Stated problem →
Note each line where "marker" appears, and copy it.

## Begin The records

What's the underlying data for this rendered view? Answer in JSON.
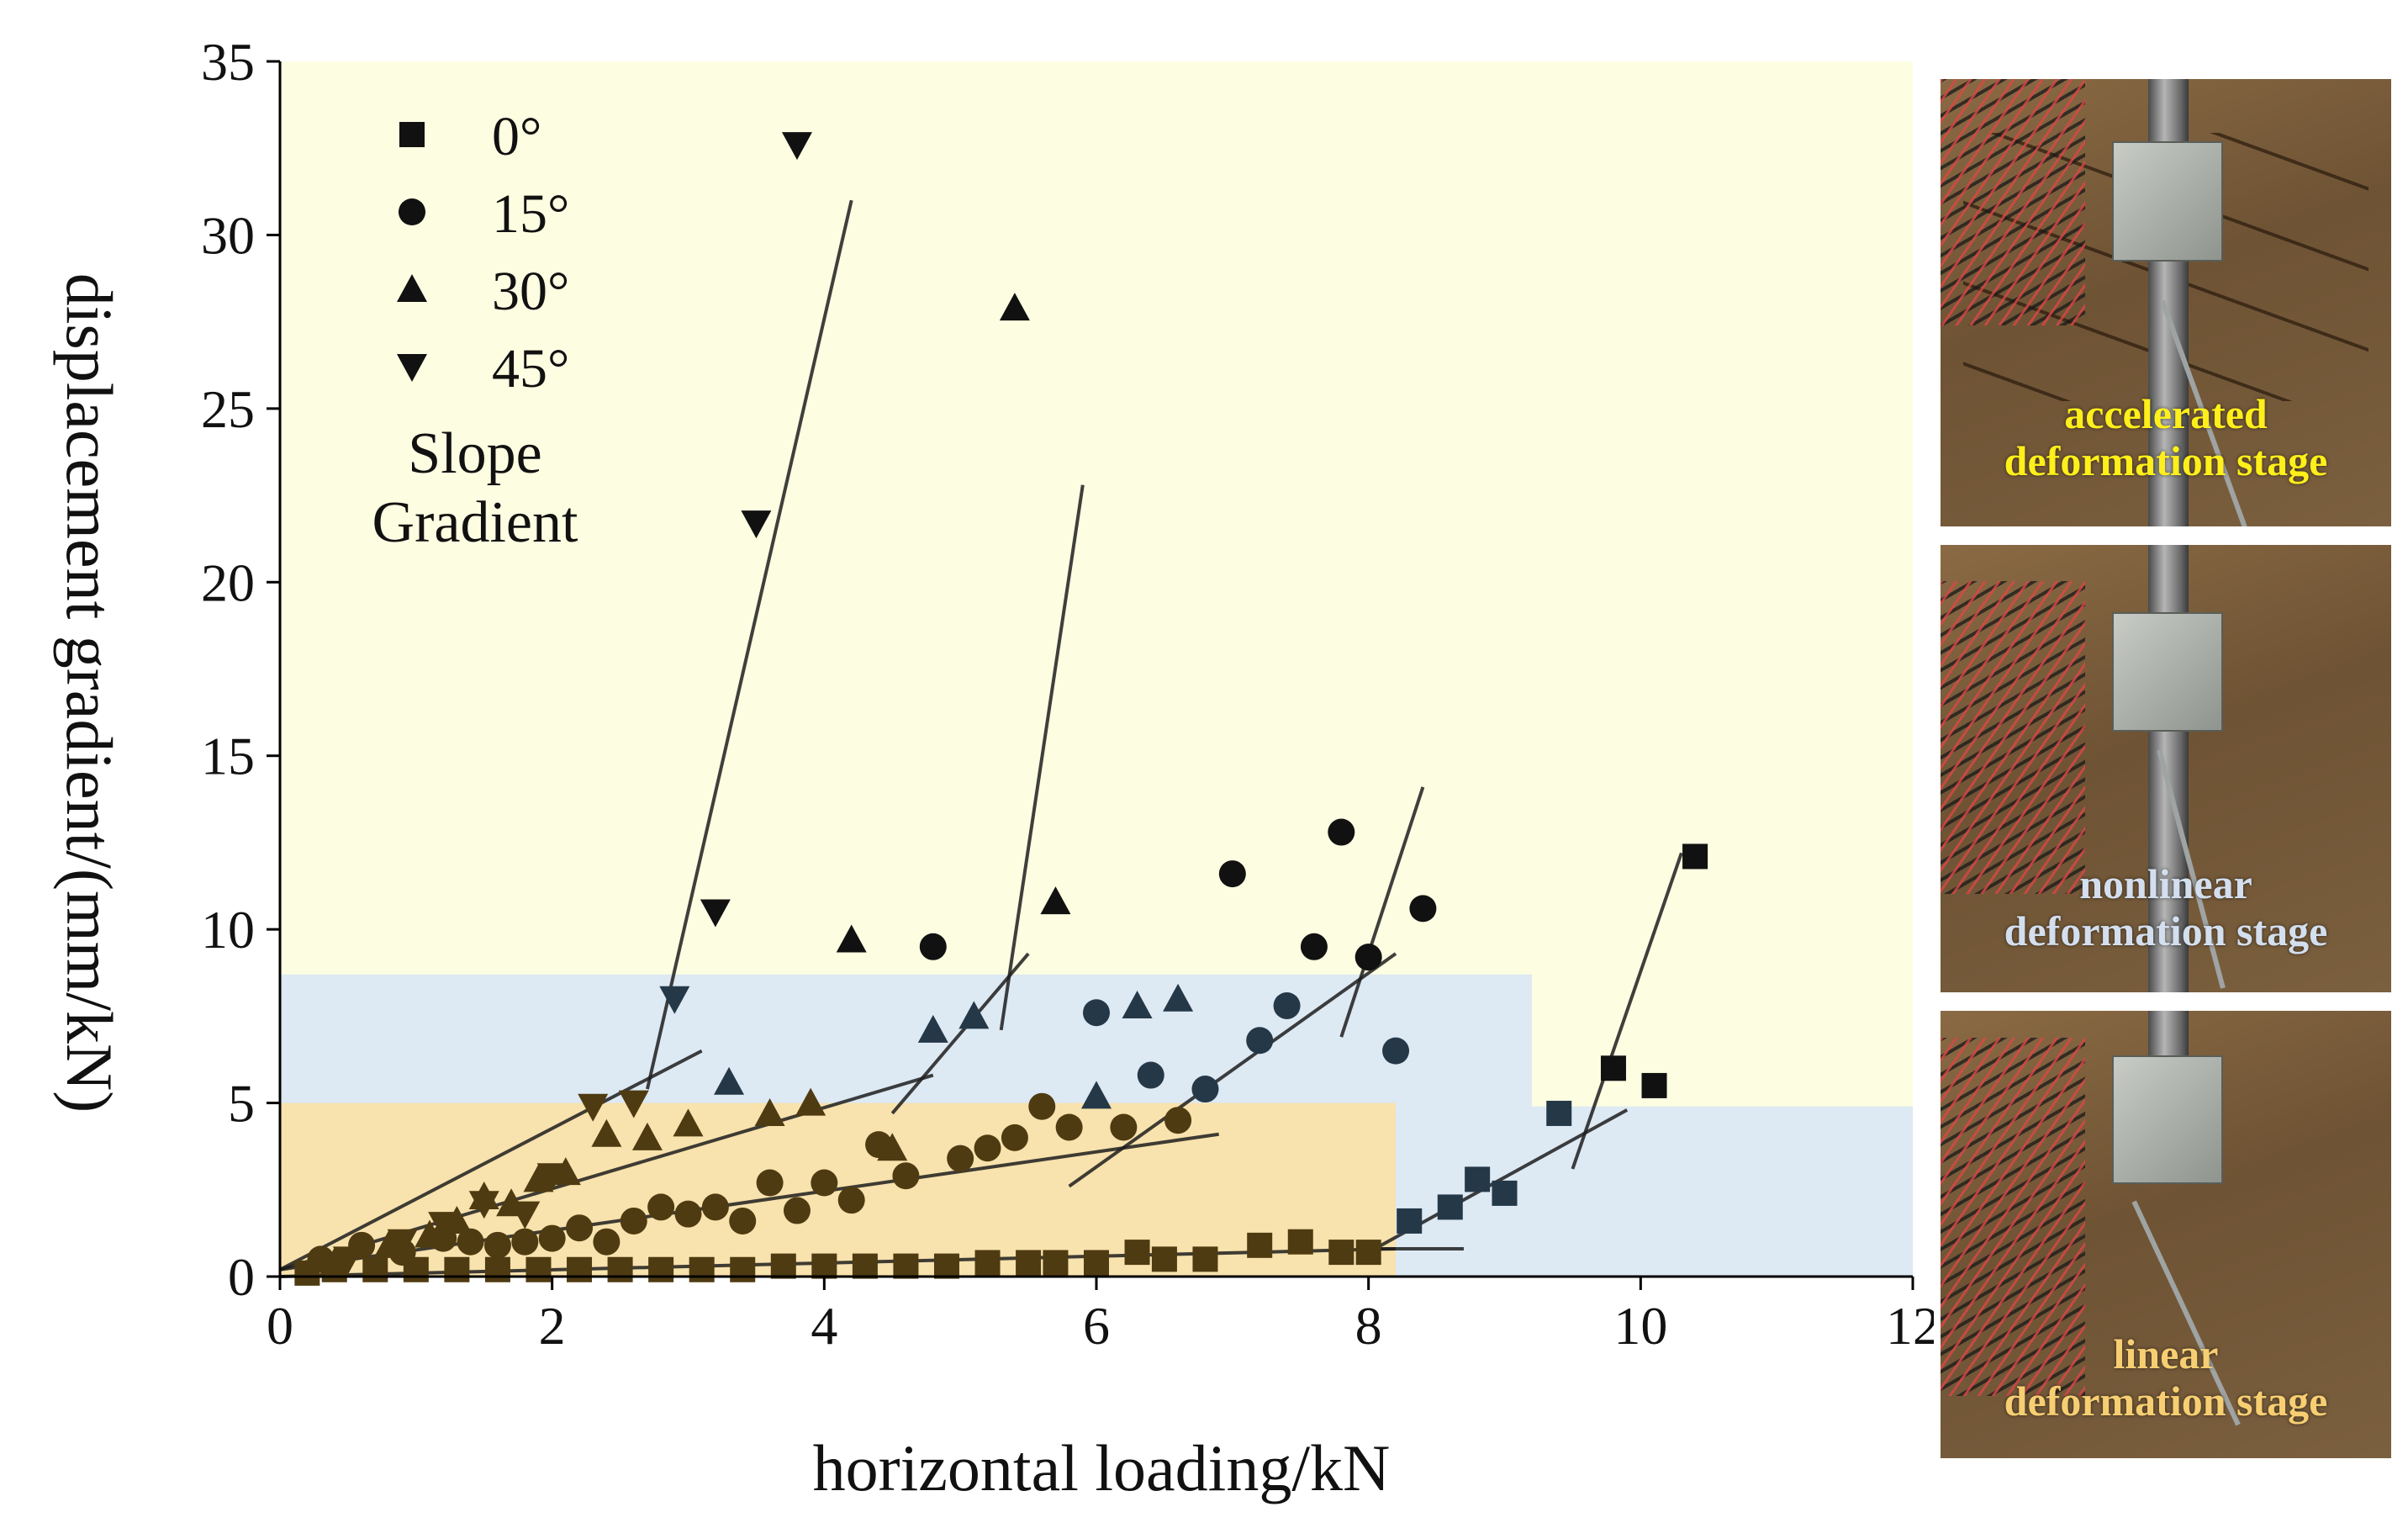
{
  "chart_data": {
    "type": "scatter",
    "xlabel": "horizontal loading/kN",
    "ylabel": "displacement gradient/(mm/kN)",
    "xlim": [
      0,
      12
    ],
    "ylim": [
      0,
      35
    ],
    "xticks": [
      "0",
      "2",
      "4",
      "6",
      "8",
      "10",
      "12"
    ],
    "yticks": [
      "0",
      "5",
      "10",
      "15",
      "20",
      "25",
      "30",
      "35"
    ],
    "grid": false,
    "legend_position": "top-left",
    "legend_title": [
      "Slope",
      "Gradient"
    ],
    "zones": [
      {
        "name": "accelerated",
        "color": "#fdfde2"
      },
      {
        "name": "nonlinear",
        "color": "#dde9f3"
      },
      {
        "name": "linear",
        "color": "#f8e2ad"
      }
    ],
    "series": [
      {
        "name": "0°",
        "marker": "square",
        "x": [
          0.2,
          0.4,
          0.7,
          1.0,
          1.3,
          1.6,
          1.9,
          2.2,
          2.5,
          2.8,
          3.1,
          3.4,
          3.7,
          4.0,
          4.3,
          4.6,
          4.9,
          5.2,
          5.5,
          5.7,
          6.0,
          6.3,
          6.5,
          6.8,
          7.2,
          7.5,
          7.8,
          8.0,
          8.3,
          8.6,
          8.8,
          9.0,
          9.4,
          9.8,
          10.1,
          10.4
        ],
        "y": [
          0.1,
          0.2,
          0.2,
          0.2,
          0.2,
          0.2,
          0.2,
          0.2,
          0.2,
          0.2,
          0.2,
          0.2,
          0.3,
          0.3,
          0.3,
          0.3,
          0.3,
          0.4,
          0.4,
          0.4,
          0.4,
          0.7,
          0.5,
          0.5,
          0.9,
          1.0,
          0.7,
          0.7,
          1.6,
          2.0,
          2.8,
          2.4,
          4.7,
          6.0,
          5.5,
          12.1
        ]
      },
      {
        "name": "15°",
        "marker": "circle",
        "x": [
          0.3,
          0.6,
          0.9,
          1.2,
          1.4,
          1.6,
          1.8,
          2.0,
          2.2,
          2.4,
          2.6,
          2.8,
          3.0,
          3.2,
          3.4,
          3.6,
          3.8,
          4.0,
          4.2,
          4.4,
          4.6,
          4.8,
          5.0,
          5.2,
          5.4,
          5.6,
          5.8,
          6.0,
          6.2,
          6.4,
          6.6,
          6.8,
          7.0,
          7.2,
          7.4,
          7.6,
          7.8,
          8.0,
          8.2,
          8.4
        ],
        "y": [
          0.5,
          0.9,
          0.7,
          1.1,
          1.0,
          0.9,
          1.0,
          1.1,
          1.4,
          1.0,
          1.6,
          2.0,
          1.8,
          2.0,
          1.6,
          2.7,
          1.9,
          2.7,
          2.2,
          3.8,
          2.9,
          9.5,
          3.4,
          3.7,
          4.0,
          4.9,
          4.3,
          7.6,
          4.3,
          5.8,
          4.5,
          5.4,
          11.6,
          6.8,
          7.8,
          9.5,
          12.8,
          9.2,
          6.5,
          10.6
        ]
      },
      {
        "name": "30°",
        "marker": "triangle-up",
        "x": [
          0.4,
          0.8,
          1.1,
          1.3,
          1.5,
          1.7,
          1.9,
          2.1,
          2.4,
          2.7,
          3.0,
          3.3,
          3.6,
          3.9,
          4.2,
          4.5,
          4.8,
          5.1,
          5.4,
          5.7,
          6.0,
          6.3,
          6.6
        ],
        "y": [
          0.4,
          0.9,
          1.2,
          1.6,
          2.3,
          2.1,
          2.8,
          3.0,
          4.1,
          4.0,
          4.4,
          5.6,
          4.7,
          5.0,
          9.7,
          3.7,
          7.1,
          7.5,
          27.9,
          10.8,
          5.2,
          7.8,
          8.0
        ]
      },
      {
        "name": "45°",
        "marker": "triangle-down",
        "x": [
          0.5,
          0.9,
          1.2,
          1.5,
          1.8,
          2.0,
          2.3,
          2.6,
          2.9,
          3.2,
          3.5,
          3.8
        ],
        "y": [
          0.5,
          1.0,
          1.5,
          2.1,
          1.8,
          2.9,
          4.9,
          5.0,
          8.0,
          10.5,
          21.7,
          32.6
        ]
      }
    ],
    "fit_lines": [
      {
        "series": "0°",
        "x": [
          0.0,
          8.2
        ],
        "y": [
          0.0,
          0.8
        ]
      },
      {
        "series": "0°",
        "x": [
          8.0,
          9.9
        ],
        "y": [
          0.7,
          4.8
        ]
      },
      {
        "series": "0°",
        "x": [
          9.5,
          10.3
        ],
        "y": [
          3.1,
          12.2
        ]
      },
      {
        "series": "0°",
        "x": [
          8.0,
          8.7
        ],
        "y": [
          0.8,
          0.8
        ]
      },
      {
        "series": "15°",
        "x": [
          0.0,
          6.9
        ],
        "y": [
          0.2,
          4.1
        ]
      },
      {
        "series": "15°",
        "x": [
          5.8,
          8.2
        ],
        "y": [
          2.6,
          9.3
        ]
      },
      {
        "series": "15°",
        "x": [
          7.8,
          8.4
        ],
        "y": [
          6.9,
          14.1
        ]
      },
      {
        "series": "30°",
        "x": [
          0.0,
          4.8
        ],
        "y": [
          0.2,
          5.8
        ]
      },
      {
        "series": "30°",
        "x": [
          4.5,
          5.5
        ],
        "y": [
          4.7,
          9.3
        ]
      },
      {
        "series": "30°",
        "x": [
          5.3,
          5.9
        ],
        "y": [
          7.1,
          22.8
        ]
      },
      {
        "series": "45°",
        "x": [
          0.0,
          3.1
        ],
        "y": [
          0.2,
          6.5
        ]
      },
      {
        "series": "45°",
        "x": [
          2.7,
          4.2
        ],
        "y": [
          5.4,
          31.0
        ]
      }
    ]
  },
  "photos": [
    {
      "label_line1": "accelerated",
      "label_line2": "deformation stage",
      "label_color": "#ffef1a"
    },
    {
      "label_line1": "nonlinear",
      "label_line2": "deformation stage",
      "label_color": "#d3dfee"
    },
    {
      "label_line1": "linear",
      "label_line2": "deformation stage",
      "label_color": "#f7cf72"
    }
  ]
}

## End The records

Solution to the problem →
        "marker": "square",
        "marker": "circle",
        "marker": "triangle-up",
        "marker": "triangle-down",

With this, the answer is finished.